### AIM
Below is a listing to transcribe in full and exactly; keep the pictures out.

Records from a data source
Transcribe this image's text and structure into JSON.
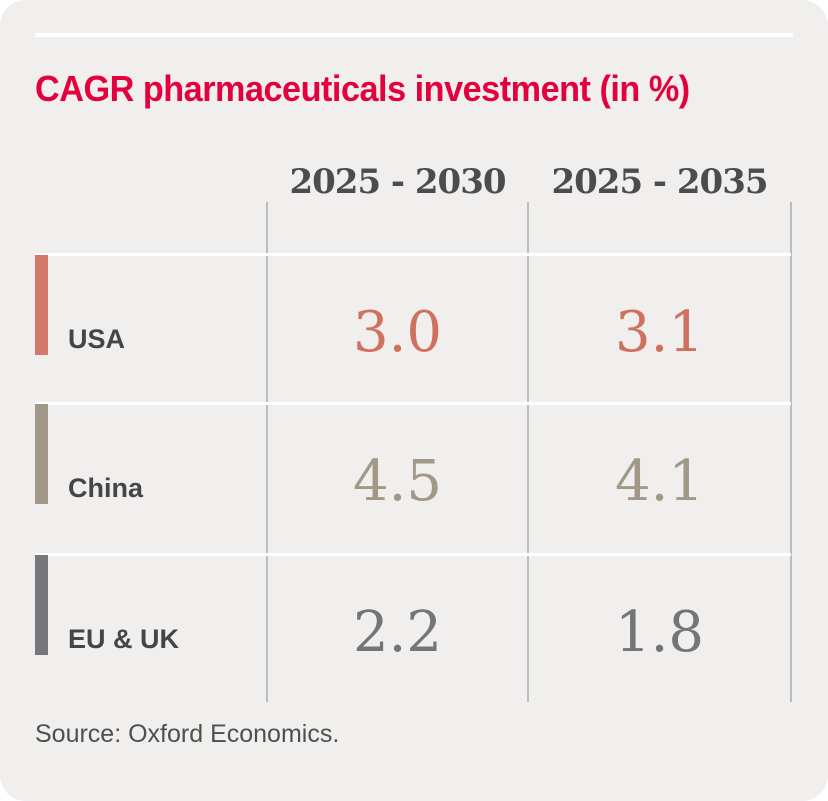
{
  "title": "CAGR pharmaceuticals investment (in %)",
  "table": {
    "headers": [
      "2025 - 2030",
      "2025 - 2035"
    ],
    "rows": [
      {
        "label": "USA",
        "v1": "3.0",
        "v2": "3.1"
      },
      {
        "label": "China",
        "v1": "4.5",
        "v2": "4.1"
      },
      {
        "label": "EU & UK",
        "v1": "2.2",
        "v2": "1.8"
      }
    ]
  },
  "source": "Source: Oxford Economics.",
  "colors": {
    "background": "#f0efed",
    "title": "#e4003c",
    "usa": "#d4786a",
    "china": "#a29888",
    "eu_uk": "#76767b",
    "header_text": "#4c4c4e",
    "label_text": "#454547",
    "divider": "#bcbcbc",
    "separator": "#ffffff"
  },
  "chart_data": {
    "type": "table",
    "title": "CAGR pharmaceuticals investment (in %)",
    "columns": [
      "2025 - 2030",
      "2025 - 2035"
    ],
    "categories": [
      "USA",
      "China",
      "EU & UK"
    ],
    "series": [
      {
        "name": "2025 - 2030",
        "values": [
          3.0,
          4.5,
          2.2
        ]
      },
      {
        "name": "2025 - 2035",
        "values": [
          3.1,
          4.1,
          1.8
        ]
      }
    ],
    "unit": "%",
    "source": "Oxford Economics",
    "legend_position": "none",
    "grid": "column-dividers-and-row-separators"
  }
}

### ANSWER IN FULL
Transcribe this image's text and structure into JSON.
{
  "title": "CAGR pharmaceuticals investment (in %)",
  "table": {
    "headers": [
      "2025 - 2030",
      "2025 - 2035"
    ],
    "rows": [
      {
        "label": "USA",
        "v1": "3.0",
        "v2": "3.1"
      },
      {
        "label": "China",
        "v1": "4.5",
        "v2": "4.1"
      },
      {
        "label": "EU & UK",
        "v1": "2.2",
        "v2": "1.8"
      }
    ]
  },
  "source": "Source: Oxford Economics.",
  "colors": {
    "background": "#f0efed",
    "title": "#e4003c",
    "usa": "#d4786a",
    "china": "#a29888",
    "eu_uk": "#76767b",
    "header_text": "#4c4c4e",
    "label_text": "#454547",
    "divider": "#bcbcbc",
    "separator": "#ffffff"
  },
  "chart_data": {
    "type": "table",
    "title": "CAGR pharmaceuticals investment (in %)",
    "columns": [
      "2025 - 2030",
      "2025 - 2035"
    ],
    "categories": [
      "USA",
      "China",
      "EU & UK"
    ],
    "series": [
      {
        "name": "2025 - 2030",
        "values": [
          3.0,
          4.5,
          2.2
        ]
      },
      {
        "name": "2025 - 2035",
        "values": [
          3.1,
          4.1,
          1.8
        ]
      }
    ],
    "unit": "%",
    "source": "Oxford Economics",
    "legend_position": "none",
    "grid": "column-dividers-and-row-separators"
  }
}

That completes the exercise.